Exercise requirements>
Identify the lines holding "фасада" and copy them.

┌─ Given records

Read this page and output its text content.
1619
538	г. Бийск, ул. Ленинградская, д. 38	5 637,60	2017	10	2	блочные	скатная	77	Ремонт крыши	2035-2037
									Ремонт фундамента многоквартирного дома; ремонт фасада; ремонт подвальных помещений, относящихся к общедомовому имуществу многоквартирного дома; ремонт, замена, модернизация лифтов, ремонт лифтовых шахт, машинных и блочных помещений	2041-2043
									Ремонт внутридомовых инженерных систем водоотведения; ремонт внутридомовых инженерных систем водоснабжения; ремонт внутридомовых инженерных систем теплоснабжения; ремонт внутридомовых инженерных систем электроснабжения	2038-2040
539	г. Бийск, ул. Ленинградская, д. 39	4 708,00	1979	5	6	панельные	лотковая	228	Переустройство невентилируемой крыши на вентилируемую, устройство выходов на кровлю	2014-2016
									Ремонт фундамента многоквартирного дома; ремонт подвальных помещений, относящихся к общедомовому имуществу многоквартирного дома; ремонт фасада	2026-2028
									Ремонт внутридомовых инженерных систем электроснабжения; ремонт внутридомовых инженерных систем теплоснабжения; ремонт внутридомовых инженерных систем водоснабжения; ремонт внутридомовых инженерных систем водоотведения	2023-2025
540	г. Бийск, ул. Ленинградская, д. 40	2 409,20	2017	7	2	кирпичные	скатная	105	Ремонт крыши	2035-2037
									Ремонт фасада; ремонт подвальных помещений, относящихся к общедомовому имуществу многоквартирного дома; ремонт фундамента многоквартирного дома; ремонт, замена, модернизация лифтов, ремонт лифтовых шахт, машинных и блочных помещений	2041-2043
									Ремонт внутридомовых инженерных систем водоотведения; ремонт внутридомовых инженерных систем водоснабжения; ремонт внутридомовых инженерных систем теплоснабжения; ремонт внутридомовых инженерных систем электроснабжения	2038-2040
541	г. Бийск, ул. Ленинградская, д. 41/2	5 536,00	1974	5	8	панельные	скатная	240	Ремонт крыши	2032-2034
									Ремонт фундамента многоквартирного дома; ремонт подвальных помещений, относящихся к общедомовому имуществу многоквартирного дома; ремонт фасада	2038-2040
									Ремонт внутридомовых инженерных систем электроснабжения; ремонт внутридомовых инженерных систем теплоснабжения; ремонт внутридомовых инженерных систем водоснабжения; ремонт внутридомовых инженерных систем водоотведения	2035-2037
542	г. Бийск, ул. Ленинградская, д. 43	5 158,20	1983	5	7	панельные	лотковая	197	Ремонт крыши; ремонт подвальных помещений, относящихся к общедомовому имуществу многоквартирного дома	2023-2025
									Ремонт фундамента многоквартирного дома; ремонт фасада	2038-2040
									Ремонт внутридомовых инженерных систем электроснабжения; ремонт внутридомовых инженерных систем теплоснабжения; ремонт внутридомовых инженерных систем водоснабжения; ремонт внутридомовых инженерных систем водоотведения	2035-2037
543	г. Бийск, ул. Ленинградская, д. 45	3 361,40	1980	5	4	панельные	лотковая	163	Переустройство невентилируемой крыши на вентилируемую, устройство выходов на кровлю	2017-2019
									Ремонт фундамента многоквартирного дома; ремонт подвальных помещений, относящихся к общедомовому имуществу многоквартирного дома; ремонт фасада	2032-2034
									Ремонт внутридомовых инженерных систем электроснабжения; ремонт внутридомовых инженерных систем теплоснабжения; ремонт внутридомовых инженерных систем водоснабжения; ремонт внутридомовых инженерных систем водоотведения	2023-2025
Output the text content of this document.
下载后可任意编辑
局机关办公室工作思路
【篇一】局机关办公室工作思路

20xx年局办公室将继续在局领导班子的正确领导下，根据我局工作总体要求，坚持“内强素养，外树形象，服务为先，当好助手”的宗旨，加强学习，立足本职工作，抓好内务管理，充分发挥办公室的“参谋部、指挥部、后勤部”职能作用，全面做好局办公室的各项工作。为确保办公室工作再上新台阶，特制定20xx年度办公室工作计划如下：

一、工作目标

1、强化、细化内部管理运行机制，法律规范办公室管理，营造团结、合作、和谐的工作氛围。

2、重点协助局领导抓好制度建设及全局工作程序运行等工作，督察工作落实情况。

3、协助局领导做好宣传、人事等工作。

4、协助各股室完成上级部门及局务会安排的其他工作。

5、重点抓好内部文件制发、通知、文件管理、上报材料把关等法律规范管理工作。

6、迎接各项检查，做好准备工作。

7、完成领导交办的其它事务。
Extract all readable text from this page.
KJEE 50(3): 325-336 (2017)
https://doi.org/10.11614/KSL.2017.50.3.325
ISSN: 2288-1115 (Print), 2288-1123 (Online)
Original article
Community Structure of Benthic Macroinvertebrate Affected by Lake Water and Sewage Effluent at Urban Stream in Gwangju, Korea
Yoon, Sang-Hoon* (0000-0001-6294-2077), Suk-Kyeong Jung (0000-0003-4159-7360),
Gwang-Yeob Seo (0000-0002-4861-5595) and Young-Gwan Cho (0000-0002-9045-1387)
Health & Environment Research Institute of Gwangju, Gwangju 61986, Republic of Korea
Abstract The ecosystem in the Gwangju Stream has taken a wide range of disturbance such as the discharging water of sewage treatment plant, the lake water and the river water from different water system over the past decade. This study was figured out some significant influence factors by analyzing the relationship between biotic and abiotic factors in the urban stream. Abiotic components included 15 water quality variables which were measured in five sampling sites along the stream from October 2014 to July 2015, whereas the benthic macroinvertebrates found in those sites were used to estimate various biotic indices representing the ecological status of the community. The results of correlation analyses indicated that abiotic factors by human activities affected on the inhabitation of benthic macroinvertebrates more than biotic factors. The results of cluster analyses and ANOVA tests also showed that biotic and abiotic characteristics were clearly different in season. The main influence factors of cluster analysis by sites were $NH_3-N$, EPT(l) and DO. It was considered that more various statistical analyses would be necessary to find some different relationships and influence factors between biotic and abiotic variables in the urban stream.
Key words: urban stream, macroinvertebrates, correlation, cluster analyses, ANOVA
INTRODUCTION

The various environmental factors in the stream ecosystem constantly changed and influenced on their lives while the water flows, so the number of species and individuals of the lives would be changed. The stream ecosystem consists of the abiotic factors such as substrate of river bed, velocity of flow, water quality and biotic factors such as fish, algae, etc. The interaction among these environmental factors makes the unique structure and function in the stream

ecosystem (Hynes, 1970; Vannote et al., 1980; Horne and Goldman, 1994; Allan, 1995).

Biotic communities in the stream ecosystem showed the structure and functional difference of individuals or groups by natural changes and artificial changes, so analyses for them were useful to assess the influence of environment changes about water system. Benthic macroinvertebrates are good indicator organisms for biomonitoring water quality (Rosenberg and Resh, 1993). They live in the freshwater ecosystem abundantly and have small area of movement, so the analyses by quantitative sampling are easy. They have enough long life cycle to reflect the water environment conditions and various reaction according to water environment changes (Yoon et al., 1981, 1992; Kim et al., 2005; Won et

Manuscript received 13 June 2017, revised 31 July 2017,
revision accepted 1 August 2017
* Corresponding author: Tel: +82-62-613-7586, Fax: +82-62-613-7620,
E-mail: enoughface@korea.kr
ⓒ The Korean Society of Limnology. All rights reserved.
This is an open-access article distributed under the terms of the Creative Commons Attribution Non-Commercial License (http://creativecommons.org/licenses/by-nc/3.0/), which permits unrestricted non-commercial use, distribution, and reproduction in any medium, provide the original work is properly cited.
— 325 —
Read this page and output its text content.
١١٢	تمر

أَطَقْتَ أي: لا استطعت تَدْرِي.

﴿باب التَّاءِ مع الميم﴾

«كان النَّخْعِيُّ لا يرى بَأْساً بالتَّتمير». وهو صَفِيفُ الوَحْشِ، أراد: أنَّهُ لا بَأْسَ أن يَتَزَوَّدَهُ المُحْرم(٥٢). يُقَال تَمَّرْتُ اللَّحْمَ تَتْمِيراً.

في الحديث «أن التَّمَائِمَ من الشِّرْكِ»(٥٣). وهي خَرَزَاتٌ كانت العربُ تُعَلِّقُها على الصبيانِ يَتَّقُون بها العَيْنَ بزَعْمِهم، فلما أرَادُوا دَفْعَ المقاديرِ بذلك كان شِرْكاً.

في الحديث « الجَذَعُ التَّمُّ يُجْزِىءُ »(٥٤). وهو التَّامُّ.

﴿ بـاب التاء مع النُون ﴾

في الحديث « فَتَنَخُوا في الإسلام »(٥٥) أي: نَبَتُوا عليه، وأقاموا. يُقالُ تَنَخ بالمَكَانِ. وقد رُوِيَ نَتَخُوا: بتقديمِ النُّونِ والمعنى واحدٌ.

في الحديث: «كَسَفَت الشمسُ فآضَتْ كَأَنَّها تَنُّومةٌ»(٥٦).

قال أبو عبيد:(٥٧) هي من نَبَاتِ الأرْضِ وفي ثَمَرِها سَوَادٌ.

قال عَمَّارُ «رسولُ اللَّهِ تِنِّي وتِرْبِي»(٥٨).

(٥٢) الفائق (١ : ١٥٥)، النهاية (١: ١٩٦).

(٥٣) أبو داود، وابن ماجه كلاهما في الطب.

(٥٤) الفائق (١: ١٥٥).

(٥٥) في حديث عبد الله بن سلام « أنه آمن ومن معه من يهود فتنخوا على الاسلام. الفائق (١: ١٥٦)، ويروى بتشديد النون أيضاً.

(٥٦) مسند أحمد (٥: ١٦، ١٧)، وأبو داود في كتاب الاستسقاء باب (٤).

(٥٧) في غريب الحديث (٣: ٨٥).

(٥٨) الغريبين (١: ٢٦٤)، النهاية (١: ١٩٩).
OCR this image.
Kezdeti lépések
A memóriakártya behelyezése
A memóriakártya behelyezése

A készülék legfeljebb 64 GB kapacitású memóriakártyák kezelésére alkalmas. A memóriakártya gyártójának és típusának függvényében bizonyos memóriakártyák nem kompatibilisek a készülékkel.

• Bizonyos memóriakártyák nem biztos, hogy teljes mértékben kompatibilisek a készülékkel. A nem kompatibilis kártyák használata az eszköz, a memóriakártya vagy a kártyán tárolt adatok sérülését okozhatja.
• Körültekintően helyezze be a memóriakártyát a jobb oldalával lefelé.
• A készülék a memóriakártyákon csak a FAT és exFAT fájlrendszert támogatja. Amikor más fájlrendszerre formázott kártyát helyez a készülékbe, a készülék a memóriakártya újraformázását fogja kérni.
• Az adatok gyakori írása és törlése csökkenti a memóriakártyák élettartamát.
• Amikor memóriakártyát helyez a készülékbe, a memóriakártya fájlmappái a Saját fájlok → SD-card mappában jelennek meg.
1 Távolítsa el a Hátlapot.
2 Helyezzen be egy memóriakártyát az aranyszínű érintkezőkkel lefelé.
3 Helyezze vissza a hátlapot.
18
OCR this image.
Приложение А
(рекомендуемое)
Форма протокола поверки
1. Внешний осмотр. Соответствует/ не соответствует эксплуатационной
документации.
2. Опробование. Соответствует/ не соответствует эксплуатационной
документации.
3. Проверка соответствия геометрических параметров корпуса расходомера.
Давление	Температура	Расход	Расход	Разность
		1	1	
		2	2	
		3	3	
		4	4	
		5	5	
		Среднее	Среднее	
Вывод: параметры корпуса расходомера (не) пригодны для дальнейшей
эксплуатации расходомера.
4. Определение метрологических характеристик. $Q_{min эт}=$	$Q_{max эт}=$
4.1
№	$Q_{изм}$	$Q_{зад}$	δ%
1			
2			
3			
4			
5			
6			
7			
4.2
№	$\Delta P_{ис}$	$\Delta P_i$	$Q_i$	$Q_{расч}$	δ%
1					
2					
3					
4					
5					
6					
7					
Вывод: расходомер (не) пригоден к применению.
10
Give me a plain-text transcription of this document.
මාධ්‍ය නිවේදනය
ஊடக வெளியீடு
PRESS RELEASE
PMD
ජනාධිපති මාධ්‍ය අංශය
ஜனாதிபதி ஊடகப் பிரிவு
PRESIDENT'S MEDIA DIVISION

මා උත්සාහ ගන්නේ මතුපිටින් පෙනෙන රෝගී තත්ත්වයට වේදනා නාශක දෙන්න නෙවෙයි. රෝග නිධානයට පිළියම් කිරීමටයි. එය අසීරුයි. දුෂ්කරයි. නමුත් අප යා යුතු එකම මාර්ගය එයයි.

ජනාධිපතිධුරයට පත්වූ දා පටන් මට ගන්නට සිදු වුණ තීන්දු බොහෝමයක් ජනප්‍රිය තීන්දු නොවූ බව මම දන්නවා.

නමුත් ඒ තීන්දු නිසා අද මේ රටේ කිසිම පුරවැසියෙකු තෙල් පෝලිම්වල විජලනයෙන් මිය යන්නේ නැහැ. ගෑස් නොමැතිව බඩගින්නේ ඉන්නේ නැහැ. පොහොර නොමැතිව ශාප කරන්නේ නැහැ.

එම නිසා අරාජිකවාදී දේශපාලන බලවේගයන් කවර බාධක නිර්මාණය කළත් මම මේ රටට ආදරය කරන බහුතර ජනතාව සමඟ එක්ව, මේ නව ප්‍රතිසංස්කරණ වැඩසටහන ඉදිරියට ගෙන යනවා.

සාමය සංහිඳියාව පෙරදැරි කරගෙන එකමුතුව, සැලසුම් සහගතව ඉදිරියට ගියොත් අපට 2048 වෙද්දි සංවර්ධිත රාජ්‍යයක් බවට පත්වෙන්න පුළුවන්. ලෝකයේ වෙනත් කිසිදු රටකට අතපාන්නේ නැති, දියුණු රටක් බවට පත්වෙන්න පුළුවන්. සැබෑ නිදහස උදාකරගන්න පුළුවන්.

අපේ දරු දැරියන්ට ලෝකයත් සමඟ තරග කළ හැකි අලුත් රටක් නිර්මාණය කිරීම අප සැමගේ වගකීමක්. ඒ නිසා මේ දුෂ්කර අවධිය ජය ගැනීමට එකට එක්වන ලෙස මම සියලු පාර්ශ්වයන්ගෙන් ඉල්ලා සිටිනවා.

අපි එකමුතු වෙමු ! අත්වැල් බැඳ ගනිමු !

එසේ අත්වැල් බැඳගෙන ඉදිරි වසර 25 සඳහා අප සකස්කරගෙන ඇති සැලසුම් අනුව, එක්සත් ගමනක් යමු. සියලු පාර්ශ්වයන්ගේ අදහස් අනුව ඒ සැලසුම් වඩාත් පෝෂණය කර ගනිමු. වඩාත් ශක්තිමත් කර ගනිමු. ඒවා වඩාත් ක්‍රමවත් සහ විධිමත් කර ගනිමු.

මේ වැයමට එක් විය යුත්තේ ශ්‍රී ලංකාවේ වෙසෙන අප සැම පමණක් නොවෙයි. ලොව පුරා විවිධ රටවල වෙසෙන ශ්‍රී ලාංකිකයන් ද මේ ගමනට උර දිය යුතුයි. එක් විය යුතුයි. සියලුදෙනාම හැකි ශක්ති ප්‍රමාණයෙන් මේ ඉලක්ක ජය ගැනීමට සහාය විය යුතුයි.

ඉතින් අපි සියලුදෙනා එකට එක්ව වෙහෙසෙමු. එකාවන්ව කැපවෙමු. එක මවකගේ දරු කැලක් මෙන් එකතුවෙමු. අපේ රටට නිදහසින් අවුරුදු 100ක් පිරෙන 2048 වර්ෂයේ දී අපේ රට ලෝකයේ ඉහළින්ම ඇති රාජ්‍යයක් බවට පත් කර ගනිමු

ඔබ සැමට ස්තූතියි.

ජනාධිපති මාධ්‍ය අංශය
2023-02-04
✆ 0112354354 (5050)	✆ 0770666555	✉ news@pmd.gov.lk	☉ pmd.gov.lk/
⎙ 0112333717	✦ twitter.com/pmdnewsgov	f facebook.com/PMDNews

└─

The reply>
									Ремонт фундамента многоквартирного дома; ремонт фасада; ремонт подвальных помещений, относящихся к общедомовому имуществу многоквартирного дома; ремонт, замена, модернизация лифтов, ремонт лифтовых шахт, машинных и блочных помещений	2041-2043
									Ремонт фундамента многоквартирного дома; ремонт подвальных помещений, относящихся к общедомовому имуществу многоквартирного дома; ремонт фасада	2026-2028
									Ремонт фасада; ремонт подвальных помещений, относящихся к общедомовому имуществу многоквартирного дома; ремонт фундамента многоквартирного дома; ремонт, замена, модернизация лифтов, ремонт лифтовых шахт, машинных и блочных помещений	2041-2043
									Ремонт фундамента многоквартирного дома; ремонт подвальных помещений, относящихся к общедомовому имуществу многоквартирного дома; ремонт фасада	2038-2040
									Ремонт фундамента многоквартирного дома; ремонт фасада	2038-2040
									Ремонт фундамента многоквартирного дома; ремонт подвальных помещений, относящихся к общедомовому имуществу многоквартирного дома; ремонт фасада	2032-2034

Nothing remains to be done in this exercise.